» Given request: Quote all of the data exactly as given. Skip every picture it contains.

——

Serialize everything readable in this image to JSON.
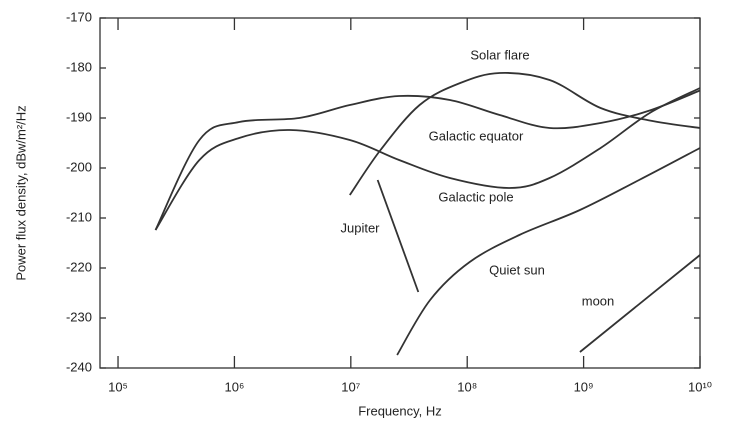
{
  "chart_data": {
    "type": "line",
    "x_label": "Frequency,  Hz",
    "y_label": "Power flux density, dBw/m²/Hz",
    "xscale": "log",
    "xlim": [
      70000,
      10000000000.0
    ],
    "xticks": [
      {
        "value": 100000.0,
        "label": "10⁵"
      },
      {
        "value": 1000000.0,
        "label": "10⁶"
      },
      {
        "value": 10000000.0,
        "label": "10⁷"
      },
      {
        "value": 100000000.0,
        "label": "10⁸"
      },
      {
        "value": 1000000000.0,
        "label": "10⁹"
      },
      {
        "value": 10000000000.0,
        "label": "10¹⁰"
      }
    ],
    "ylim": [
      -240,
      -170
    ],
    "yticks": [
      -240,
      -230,
      -220,
      -210,
      -200,
      -190,
      -180,
      -170
    ],
    "series": [
      {
        "name": "Solar flare",
        "color": "#333333",
        "x": [
          9800000.0,
          18000000.0,
          39000000.0,
          87000000.0,
          190000000.0,
          510000000.0,
          1400000000.0,
          3700000000.0,
          10000000000.0
        ],
        "values": [
          -205.4,
          -196.4,
          -187.4,
          -183,
          -181,
          -182.4,
          -188,
          -190.5,
          -192
        ]
      },
      {
        "name": "Galactic equator",
        "color": "#333333",
        "x": [
          210000.0,
          500000.0,
          1100000.0,
          3600000.0,
          9800000.0,
          26000000.0,
          71000000.0,
          190000000.0,
          510000000.0,
          1400000000.0,
          3700000000.0,
          10000000000.0
        ],
        "values": [
          -212.4,
          -194.4,
          -190.8,
          -190,
          -187.4,
          -185.6,
          -186.4,
          -189.4,
          -192,
          -191,
          -188.5,
          -184.5
        ]
      },
      {
        "name": "Galactic pole",
        "color": "#333333",
        "x": [
          210000.0,
          500000.0,
          1100000.0,
          3000000.0,
          9800000.0,
          26000000.0,
          71000000.0,
          230000000.0,
          510000000.0,
          1400000000.0,
          3700000000.0,
          10000000000.0
        ],
        "values": [
          -212.4,
          -198.4,
          -194,
          -192.4,
          -194.4,
          -198.4,
          -202,
          -204,
          -202,
          -196,
          -189,
          -184
        ]
      },
      {
        "name": "Jupiter",
        "color": "#333333",
        "x": [
          17000000.0,
          38000000.0
        ],
        "values": [
          -202.4,
          -224.8
        ]
      },
      {
        "name": "Quiet sun",
        "color": "#333333",
        "x": [
          25000000.0,
          48000000.0,
          105000000.0,
          280000000.0,
          930000000.0,
          3000000000.0,
          10000000000.0
        ],
        "values": [
          -237.4,
          -226.4,
          -218.8,
          -213.4,
          -208.4,
          -202.4,
          -196
        ]
      },
      {
        "name": "moon",
        "color": "#333333",
        "x": [
          930000000.0,
          10000000000.0
        ],
        "values": [
          -236.8,
          -217.4
        ]
      }
    ]
  }
}
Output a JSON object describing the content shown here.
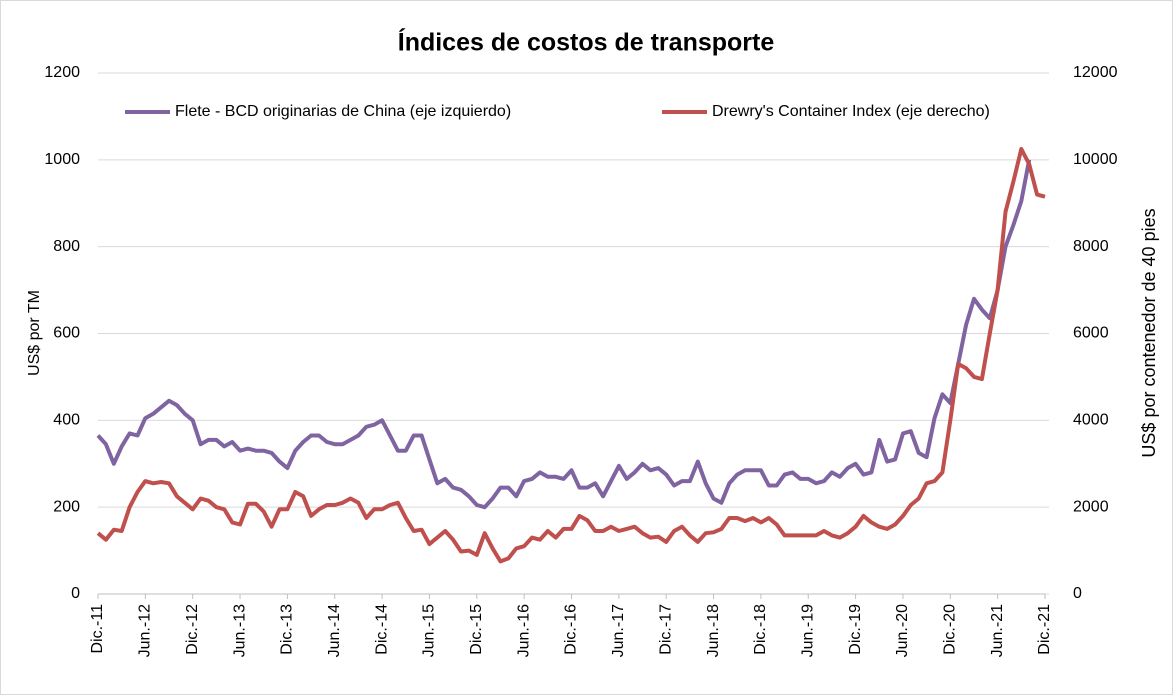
{
  "chart_data": {
    "type": "line",
    "title": "Índices de costos de transporte",
    "ylabel": "US$ por TM",
    "y2label": "US$ por contenedor de 40 pies",
    "categories": [
      "Dic.-11",
      null,
      null,
      null,
      null,
      null,
      "Jun.-12",
      null,
      null,
      null,
      null,
      null,
      "Dic.-12",
      null,
      null,
      null,
      null,
      null,
      "Jun.-13",
      null,
      null,
      null,
      null,
      null,
      "Dic.-13",
      null,
      null,
      null,
      null,
      null,
      "Jun.-14",
      null,
      null,
      null,
      null,
      null,
      "Dic.-14",
      null,
      null,
      null,
      null,
      null,
      "Jun.-15",
      null,
      null,
      null,
      null,
      null,
      "Dic.-15",
      null,
      null,
      null,
      null,
      null,
      "Jun.-16",
      null,
      null,
      null,
      null,
      null,
      "Dic.-16",
      null,
      null,
      null,
      null,
      null,
      "Jun.-17",
      null,
      null,
      null,
      null,
      null,
      "Dic.-17",
      null,
      null,
      null,
      null,
      null,
      "Jun.-18",
      null,
      null,
      null,
      null,
      null,
      "Dic.-18",
      null,
      null,
      null,
      null,
      null,
      "Jun.-19",
      null,
      null,
      null,
      null,
      null,
      "Dic.-19",
      null,
      null,
      null,
      null,
      null,
      "Jun.-20",
      null,
      null,
      null,
      null,
      null,
      "Dic.-20",
      null,
      null,
      null,
      null,
      null,
      "Jun.-21",
      null,
      null,
      null,
      null,
      null,
      "Dic.-21"
    ],
    "series": [
      {
        "name": "Flete - BCD originarias de China (eje izquierdo)",
        "color": "#8064a2",
        "axis": "y",
        "values": [
          365,
          345,
          300,
          340,
          370,
          365,
          405,
          415,
          430,
          445,
          435,
          415,
          400,
          345,
          355,
          355,
          340,
          350,
          330,
          335,
          330,
          330,
          325,
          305,
          290,
          330,
          350,
          365,
          365,
          350,
          345,
          345,
          355,
          365,
          385,
          390,
          400,
          365,
          330,
          330,
          365,
          365,
          310,
          255,
          265,
          245,
          240,
          225,
          205,
          200,
          220,
          245,
          245,
          225,
          260,
          265,
          280,
          270,
          270,
          265,
          285,
          245,
          245,
          255,
          225,
          260,
          295,
          265,
          280,
          300,
          285,
          290,
          275,
          250,
          260,
          260,
          305,
          255,
          220,
          210,
          255,
          275,
          285,
          285,
          285,
          250,
          250,
          275,
          280,
          265,
          265,
          255,
          260,
          280,
          270,
          290,
          300,
          275,
          280,
          355,
          305,
          310,
          370,
          375,
          325,
          315,
          405,
          460,
          440,
          530,
          620,
          680,
          655,
          635,
          700,
          800,
          850,
          905,
          1000,
          null,
          null
        ]
      },
      {
        "name": "Drewry's Container Index (eje derecho)",
        "color": "#c0504d",
        "axis": "y2",
        "values": [
          1400,
          1250,
          1480,
          1450,
          2000,
          2350,
          2600,
          2550,
          2580,
          2550,
          2250,
          2100,
          1950,
          2200,
          2150,
          2000,
          1950,
          1650,
          1600,
          2080,
          2080,
          1900,
          1550,
          1950,
          1950,
          2350,
          2250,
          1800,
          1950,
          2050,
          2050,
          2100,
          2200,
          2100,
          1750,
          1950,
          1950,
          2050,
          2100,
          1750,
          1450,
          1480,
          1150,
          1300,
          1450,
          1250,
          980,
          1000,
          900,
          1400,
          1050,
          750,
          820,
          1050,
          1100,
          1300,
          1250,
          1450,
          1300,
          1500,
          1500,
          1800,
          1700,
          1450,
          1450,
          1550,
          1450,
          1500,
          1550,
          1400,
          1300,
          1320,
          1200,
          1450,
          1550,
          1350,
          1200,
          1400,
          1420,
          1500,
          1750,
          1750,
          1680,
          1750,
          1650,
          1750,
          1600,
          1350,
          1350,
          1350,
          1350,
          1350,
          1450,
          1350,
          1300,
          1400,
          1550,
          1800,
          1650,
          1550,
          1500,
          1600,
          1800,
          2050,
          2200,
          2550,
          2600,
          2800,
          4000,
          5300,
          5200,
          5000,
          4950,
          6000,
          7000,
          8800,
          9500,
          10250,
          9900,
          9200,
          9150
        ]
      }
    ],
    "ylim": [
      0,
      1200
    ],
    "yticks": [
      0,
      200,
      400,
      600,
      800,
      1000,
      1200
    ],
    "y2lim": [
      0,
      12000
    ],
    "y2ticks": [
      0,
      2000,
      4000,
      6000,
      8000,
      10000,
      12000
    ],
    "grid": true,
    "legend": "top"
  }
}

——

» Full output:
Serialize everything readable in this image to JSON.
{
  "chart_data": {
    "type": "line",
    "x_label": "Frequency,  Hz",
    "y_label": "Power flux density, dBw/m²/Hz",
    "xscale": "log",
    "xlim": [
      70000,
      10000000000.0
    ],
    "xticks": [
      {
        "value": 100000.0,
        "label": "10⁵"
      },
      {
        "value": 1000000.0,
        "label": "10⁶"
      },
      {
        "value": 10000000.0,
        "label": "10⁷"
      },
      {
        "value": 100000000.0,
        "label": "10⁸"
      },
      {
        "value": 1000000000.0,
        "label": "10⁹"
      },
      {
        "value": 10000000000.0,
        "label": "10¹⁰"
      }
    ],
    "ylim": [
      -240,
      -170
    ],
    "yticks": [
      -240,
      -230,
      -220,
      -210,
      -200,
      -190,
      -180,
      -170
    ],
    "series": [
      {
        "name": "Solar flare",
        "color": "#333333",
        "x": [
          9800000.0,
          18000000.0,
          39000000.0,
          87000000.0,
          190000000.0,
          510000000.0,
          1400000000.0,
          3700000000.0,
          10000000000.0
        ],
        "values": [
          -205.4,
          -196.4,
          -187.4,
          -183,
          -181,
          -182.4,
          -188,
          -190.5,
          -192
        ]
      },
      {
        "name": "Galactic equator",
        "color": "#333333",
        "x": [
          210000.0,
          500000.0,
          1100000.0,
          3600000.0,
          9800000.0,
          26000000.0,
          71000000.0,
          190000000.0,
          510000000.0,
          1400000000.0,
          3700000000.0,
          10000000000.0
        ],
        "values": [
          -212.4,
          -194.4,
          -190.8,
          -190,
          -187.4,
          -185.6,
          -186.4,
          -189.4,
          -192,
          -191,
          -188.5,
          -184.5
        ]
      },
      {
        "name": "Galactic pole",
        "color": "#333333",
        "x": [
          210000.0,
          500000.0,
          1100000.0,
          3000000.0,
          9800000.0,
          26000000.0,
          71000000.0,
          230000000.0,
          510000000.0,
          1400000000.0,
          3700000000.0,
          10000000000.0
        ],
        "values": [
          -212.4,
          -198.4,
          -194,
          -192.4,
          -194.4,
          -198.4,
          -202,
          -204,
          -202,
          -196,
          -189,
          -184
        ]
      },
      {
        "name": "Jupiter",
        "color": "#333333",
        "x": [
          17000000.0,
          38000000.0
        ],
        "values": [
          -202.4,
          -224.8
        ]
      },
      {
        "name": "Quiet sun",
        "color": "#333333",
        "x": [
          25000000.0,
          48000000.0,
          105000000.0,
          280000000.0,
          930000000.0,
          3000000000.0,
          10000000000.0
        ],
        "values": [
          -237.4,
          -226.4,
          -218.8,
          -213.4,
          -208.4,
          -202.4,
          -196
        ]
      },
      {
        "name": "moon",
        "color": "#333333",
        "x": [
          930000000.0,
          10000000000.0
        ],
        "values": [
          -236.8,
          -217.4
        ]
      }
    ]
  }
}
Output a JSON object describing the content shown here.
{
  "chart_data": {
    "type": "line",
    "title": "Índices de costos de transporte",
    "ylabel": "US$ por TM",
    "y2label": "US$ por contenedor de 40 pies",
    "categories": [
      "Dic.-11",
      null,
      null,
      null,
      null,
      null,
      "Jun.-12",
      null,
      null,
      null,
      null,
      null,
      "Dic.-12",
      null,
      null,
      null,
      null,
      null,
      "Jun.-13",
      null,
      null,
      null,
      null,
      null,
      "Dic.-13",
      null,
      null,
      null,
      null,
      null,
      "Jun.-14",
      null,
      null,
      null,
      null,
      null,
      "Dic.-14",
      null,
      null,
      null,
      null,
      null,
      "Jun.-15",
      null,
      null,
      null,
      null,
      null,
      "Dic.-15",
      null,
      null,
      null,
      null,
      null,
      "Jun.-16",
      null,
      null,
      null,
      null,
      null,
      "Dic.-16",
      null,
      null,
      null,
      null,
      null,
      "Jun.-17",
      null,
      null,
      null,
      null,
      null,
      "Dic.-17",
      null,
      null,
      null,
      null,
      null,
      "Jun.-18",
      null,
      null,
      null,
      null,
      null,
      "Dic.-18",
      null,
      null,
      null,
      null,
      null,
      "Jun.-19",
      null,
      null,
      null,
      null,
      null,
      "Dic.-19",
      null,
      null,
      null,
      null,
      null,
      "Jun.-20",
      null,
      null,
      null,
      null,
      null,
      "Dic.-20",
      null,
      null,
      null,
      null,
      null,
      "Jun.-21",
      null,
      null,
      null,
      null,
      null,
      "Dic.-21"
    ],
    "series": [
      {
        "name": "Flete - BCD originarias de China (eje izquierdo)",
        "color": "#8064a2",
        "axis": "y",
        "values": [
          365,
          345,
          300,
          340,
          370,
          365,
          405,
          415,
          430,
          445,
          435,
          415,
          400,
          345,
          355,
          355,
          340,
          350,
          330,
          335,
          330,
          330,
          325,
          305,
          290,
          330,
          350,
          365,
          365,
          350,
          345,
          345,
          355,
          365,
          385,
          390,
          400,
          365,
          330,
          330,
          365,
          365,
          310,
          255,
          265,
          245,
          240,
          225,
          205,
          200,
          220,
          245,
          245,
          225,
          260,
          265,
          280,
          270,
          270,
          265,
          285,
          245,
          245,
          255,
          225,
          260,
          295,
          265,
          280,
          300,
          285,
          290,
          275,
          250,
          260,
          260,
          305,
          255,
          220,
          210,
          255,
          275,
          285,
          285,
          285,
          250,
          250,
          275,
          280,
          265,
          265,
          255,
          260,
          280,
          270,
          290,
          300,
          275,
          280,
          355,
          305,
          310,
          370,
          375,
          325,
          315,
          405,
          460,
          440,
          530,
          620,
          680,
          655,
          635,
          700,
          800,
          850,
          905,
          1000,
          null,
          null
        ]
      },
      {
        "name": "Drewry's Container Index (eje derecho)",
        "color": "#c0504d",
        "axis": "y2",
        "values": [
          1400,
          1250,
          1480,
          1450,
          2000,
          2350,
          2600,
          2550,
          2580,
          2550,
          2250,
          2100,
          1950,
          2200,
          2150,
          2000,
          1950,
          1650,
          1600,
          2080,
          2080,
          1900,
          1550,
          1950,
          1950,
          2350,
          2250,
          1800,
          1950,
          2050,
          2050,
          2100,
          2200,
          2100,
          1750,
          1950,
          1950,
          2050,
          2100,
          1750,
          1450,
          1480,
          1150,
          1300,
          1450,
          1250,
          980,
          1000,
          900,
          1400,
          1050,
          750,
          820,
          1050,
          1100,
          1300,
          1250,
          1450,
          1300,
          1500,
          1500,
          1800,
          1700,
          1450,
          1450,
          1550,
          1450,
          1500,
          1550,
          1400,
          1300,
          1320,
          1200,
          1450,
          1550,
          1350,
          1200,
          1400,
          1420,
          1500,
          1750,
          1750,
          1680,
          1750,
          1650,
          1750,
          1600,
          1350,
          1350,
          1350,
          1350,
          1350,
          1450,
          1350,
          1300,
          1400,
          1550,
          1800,
          1650,
          1550,
          1500,
          1600,
          1800,
          2050,
          2200,
          2550,
          2600,
          2800,
          4000,
          5300,
          5200,
          5000,
          4950,
          6000,
          7000,
          8800,
          9500,
          10250,
          9900,
          9200,
          9150
        ]
      }
    ],
    "ylim": [
      0,
      1200
    ],
    "yticks": [
      0,
      200,
      400,
      600,
      800,
      1000,
      1200
    ],
    "y2lim": [
      0,
      12000
    ],
    "y2ticks": [
      0,
      2000,
      4000,
      6000,
      8000,
      10000,
      12000
    ],
    "grid": true,
    "legend": "top"
  }
}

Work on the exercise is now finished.